* [Exercise]: Leave out the pictures and copy everything else below exactly.

* [Records from a data collection]:

....................

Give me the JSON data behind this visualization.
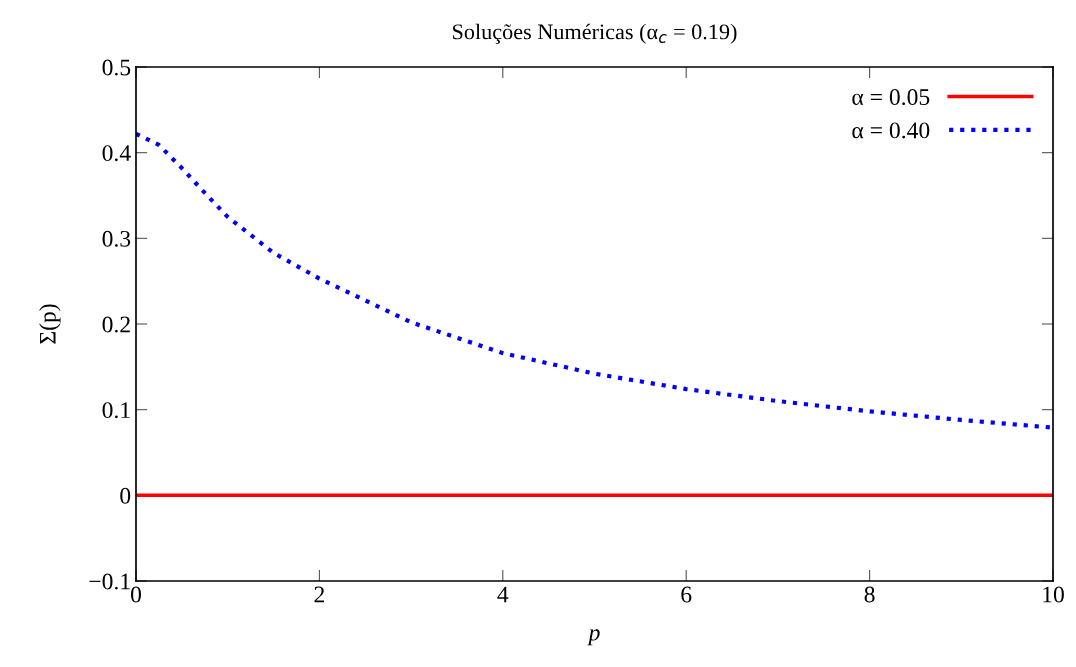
{
  "chart_data": {
    "type": "line",
    "title": "Soluções Numéricas (α$_{c}$ = 0.19)",
    "xlabel": "p",
    "ylabel": "Σ(p)",
    "xlim": [
      0,
      10
    ],
    "ylim": [
      -0.1,
      0.5
    ],
    "xticks": [
      0,
      2,
      4,
      6,
      8,
      10
    ],
    "yticks": [
      {
        "value": -0.1,
        "label": "−0.1"
      },
      0,
      0.1,
      0.2,
      0.3,
      0.4,
      0.5
    ],
    "legend": "top right",
    "grid": false,
    "series": [
      {
        "name": "α = 0.05",
        "color": "#ff0000",
        "line_style": "solid",
        "x": [
          0,
          10
        ],
        "values": [
          0,
          0
        ]
      },
      {
        "name": "α = 0.40",
        "color": "#0000ff",
        "line_style": "dotted",
        "x": [
          0,
          0.25,
          0.5,
          0.75,
          1,
          1.5,
          2,
          3,
          4,
          5,
          6,
          7,
          8,
          9,
          10
        ],
        "values": [
          0.422,
          0.409,
          0.382,
          0.353,
          0.325,
          0.283,
          0.253,
          0.202,
          0.166,
          0.142,
          0.124,
          0.11,
          0.098,
          0.088,
          0.079
        ]
      }
    ]
  }
}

....................

* [Completed task]:
Give me the JSON data behind this visualization.
{
  "chart_data": {
    "type": "line",
    "title": "Soluções Numéricas (α$_{c}$ = 0.19)",
    "xlabel": "p",
    "ylabel": "Σ(p)",
    "xlim": [
      0,
      10
    ],
    "ylim": [
      -0.1,
      0.5
    ],
    "xticks": [
      0,
      2,
      4,
      6,
      8,
      10
    ],
    "yticks": [
      {
        "value": -0.1,
        "label": "−0.1"
      },
      0,
      0.1,
      0.2,
      0.3,
      0.4,
      0.5
    ],
    "legend": "top right",
    "grid": false,
    "series": [
      {
        "name": "α = 0.05",
        "color": "#ff0000",
        "line_style": "solid",
        "x": [
          0,
          10
        ],
        "values": [
          0,
          0
        ]
      },
      {
        "name": "α = 0.40",
        "color": "#0000ff",
        "line_style": "dotted",
        "x": [
          0,
          0.25,
          0.5,
          0.75,
          1,
          1.5,
          2,
          3,
          4,
          5,
          6,
          7,
          8,
          9,
          10
        ],
        "values": [
          0.422,
          0.409,
          0.382,
          0.353,
          0.325,
          0.283,
          0.253,
          0.202,
          0.166,
          0.142,
          0.124,
          0.11,
          0.098,
          0.088,
          0.079
        ]
      }
    ]
  }
}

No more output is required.